-- What needs to be done --
Read the records and write them out again exactly.

-- Data for this task --
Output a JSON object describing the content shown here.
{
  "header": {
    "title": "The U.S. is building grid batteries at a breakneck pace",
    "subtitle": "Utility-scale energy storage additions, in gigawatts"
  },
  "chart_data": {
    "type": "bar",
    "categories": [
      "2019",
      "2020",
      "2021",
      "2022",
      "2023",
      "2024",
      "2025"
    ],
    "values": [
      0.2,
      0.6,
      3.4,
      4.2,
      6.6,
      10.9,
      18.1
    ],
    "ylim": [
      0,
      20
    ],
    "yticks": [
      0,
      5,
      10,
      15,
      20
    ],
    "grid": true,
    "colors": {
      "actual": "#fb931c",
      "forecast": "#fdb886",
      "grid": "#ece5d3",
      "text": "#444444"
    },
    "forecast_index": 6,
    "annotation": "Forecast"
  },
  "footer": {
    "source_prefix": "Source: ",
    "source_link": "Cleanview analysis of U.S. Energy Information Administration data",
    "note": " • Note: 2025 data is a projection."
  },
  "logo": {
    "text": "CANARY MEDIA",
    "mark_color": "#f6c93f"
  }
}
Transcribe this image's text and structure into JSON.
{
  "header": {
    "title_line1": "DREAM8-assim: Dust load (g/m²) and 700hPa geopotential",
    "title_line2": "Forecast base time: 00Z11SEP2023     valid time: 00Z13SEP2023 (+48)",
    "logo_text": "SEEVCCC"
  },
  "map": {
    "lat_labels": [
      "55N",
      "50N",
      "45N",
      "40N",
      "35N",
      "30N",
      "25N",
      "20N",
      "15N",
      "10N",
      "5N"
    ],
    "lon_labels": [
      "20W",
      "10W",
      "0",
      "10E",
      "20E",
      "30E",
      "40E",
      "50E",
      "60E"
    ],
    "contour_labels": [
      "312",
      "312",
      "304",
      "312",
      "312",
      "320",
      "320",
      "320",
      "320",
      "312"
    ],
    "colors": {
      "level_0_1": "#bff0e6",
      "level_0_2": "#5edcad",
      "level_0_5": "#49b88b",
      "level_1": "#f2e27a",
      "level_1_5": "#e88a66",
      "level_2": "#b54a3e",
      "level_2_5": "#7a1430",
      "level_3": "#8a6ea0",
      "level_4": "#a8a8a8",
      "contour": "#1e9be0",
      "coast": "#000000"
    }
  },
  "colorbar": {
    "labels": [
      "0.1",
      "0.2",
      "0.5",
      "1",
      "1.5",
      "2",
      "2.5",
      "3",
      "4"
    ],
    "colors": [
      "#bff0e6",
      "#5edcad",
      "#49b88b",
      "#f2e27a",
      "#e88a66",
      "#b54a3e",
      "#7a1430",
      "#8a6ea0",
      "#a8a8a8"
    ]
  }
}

-- Full response --
Output a JSON object describing the content shown here.
{
  "header": {
    "title": "The U.S. is building grid batteries at a breakneck pace",
    "subtitle": "Utility-scale energy storage additions, in gigawatts"
  },
  "chart_data": {
    "type": "bar",
    "categories": [
      "2019",
      "2020",
      "2021",
      "2022",
      "2023",
      "2024",
      "2025"
    ],
    "values": [
      0.2,
      0.6,
      3.4,
      4.2,
      6.6,
      10.9,
      18.1
    ],
    "ylim": [
      0,
      20
    ],
    "yticks": [
      0,
      5,
      10,
      15,
      20
    ],
    "grid": true,
    "colors": {
      "actual": "#fb931c",
      "forecast": "#fdb886",
      "grid": "#ece5d3",
      "text": "#444444"
    },
    "forecast_index": 6,
    "annotation": "Forecast"
  },
  "footer": {
    "source_prefix": "Source: ",
    "source_link": "Cleanview analysis of U.S. Energy Information Administration data",
    "note": " • Note: 2025 data is a projection."
  },
  "logo": {
    "text": "CANARY MEDIA",
    "mark_color": "#f6c93f"
  }
}
Transcribe this image's text and structure into JSON.
{
  "header": {
    "title_line1": "DREAM8-assim: Dust load (g/m²) and 700hPa geopotential",
    "title_line2": "Forecast base time: 00Z11SEP2023     valid time: 00Z13SEP2023 (+48)",
    "logo_text": "SEEVCCC"
  },
  "map": {
    "lat_labels": [
      "55N",
      "50N",
      "45N",
      "40N",
      "35N",
      "30N",
      "25N",
      "20N",
      "15N",
      "10N",
      "5N"
    ],
    "lon_labels": [
      "20W",
      "10W",
      "0",
      "10E",
      "20E",
      "30E",
      "40E",
      "50E",
      "60E"
    ],
    "contour_labels": [
      "312",
      "312",
      "304",
      "312",
      "312",
      "320",
      "320",
      "320",
      "320",
      "312"
    ],
    "colors": {
      "level_0_1": "#bff0e6",
      "level_0_2": "#5edcad",
      "level_0_5": "#49b88b",
      "level_1": "#f2e27a",
      "level_1_5": "#e88a66",
      "level_2": "#b54a3e",
      "level_2_5": "#7a1430",
      "level_3": "#8a6ea0",
      "level_4": "#a8a8a8",
      "contour": "#1e9be0",
      "coast": "#000000"
    }
  },
  "colorbar": {
    "labels": [
      "0.1",
      "0.2",
      "0.5",
      "1",
      "1.5",
      "2",
      "2.5",
      "3",
      "4"
    ],
    "colors": [
      "#bff0e6",
      "#5edcad",
      "#49b88b",
      "#f2e27a",
      "#e88a66",
      "#b54a3e",
      "#7a1430",
      "#8a6ea0",
      "#a8a8a8"
    ]
  }
}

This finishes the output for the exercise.